• Set problem: Your task is to filter the data below down to the lines holding "也培育了自己多方面的技能".

• Stored records:
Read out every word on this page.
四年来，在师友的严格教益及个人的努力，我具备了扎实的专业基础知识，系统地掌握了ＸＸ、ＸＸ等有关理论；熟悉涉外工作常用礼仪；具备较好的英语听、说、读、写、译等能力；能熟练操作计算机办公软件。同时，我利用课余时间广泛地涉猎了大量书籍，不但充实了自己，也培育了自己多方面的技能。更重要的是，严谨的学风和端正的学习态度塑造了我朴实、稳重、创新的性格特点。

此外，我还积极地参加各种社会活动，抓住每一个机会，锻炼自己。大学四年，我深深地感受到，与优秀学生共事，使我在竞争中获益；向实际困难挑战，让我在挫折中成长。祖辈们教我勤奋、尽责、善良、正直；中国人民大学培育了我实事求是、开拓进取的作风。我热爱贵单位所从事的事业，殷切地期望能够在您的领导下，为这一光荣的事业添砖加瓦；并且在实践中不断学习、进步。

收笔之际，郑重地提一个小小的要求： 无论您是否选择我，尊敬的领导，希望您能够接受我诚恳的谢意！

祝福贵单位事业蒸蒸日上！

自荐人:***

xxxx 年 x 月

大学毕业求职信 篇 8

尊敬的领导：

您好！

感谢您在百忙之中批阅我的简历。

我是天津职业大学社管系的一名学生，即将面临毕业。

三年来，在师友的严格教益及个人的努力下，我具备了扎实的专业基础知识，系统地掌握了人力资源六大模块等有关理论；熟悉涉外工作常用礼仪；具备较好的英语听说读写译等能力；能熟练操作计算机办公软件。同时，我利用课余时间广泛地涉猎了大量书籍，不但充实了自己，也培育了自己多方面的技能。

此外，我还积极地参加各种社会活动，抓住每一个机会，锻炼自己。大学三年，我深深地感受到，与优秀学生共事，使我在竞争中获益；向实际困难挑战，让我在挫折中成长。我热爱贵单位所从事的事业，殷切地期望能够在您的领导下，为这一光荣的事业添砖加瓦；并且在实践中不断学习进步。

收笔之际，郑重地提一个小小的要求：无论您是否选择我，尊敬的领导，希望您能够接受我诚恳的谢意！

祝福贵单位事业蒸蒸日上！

• Answer to this task:
四年来，在师友的严格教益及个人的努力，我具备了扎实的专业基础知识，系统地掌握了ＸＸ、ＸＸ等有关理论；熟悉涉外工作常用礼仪；具备较好的英语听、说、读、写、译等能力；能熟练操作计算机办公软件。同时，我利用课余时间广泛地涉猎了大量书籍，不但充实了自己，也培育了自己多方面的技能。更重要的是，严谨的学风和端正的学习态度塑造了我朴实、稳重、创新的性格特点。
三年来，在师友的严格教益及个人的努力下，我具备了扎实的专业基础知识，系统地掌握了人力资源六大模块等有关理论；熟悉涉外工作常用礼仪；具备较好的英语听说读写译等能力；能熟练操作计算机办公软件。同时，我利用课余时间广泛地涉猎了大量书籍，不但充实了自己，也培育了自己多方面的技能。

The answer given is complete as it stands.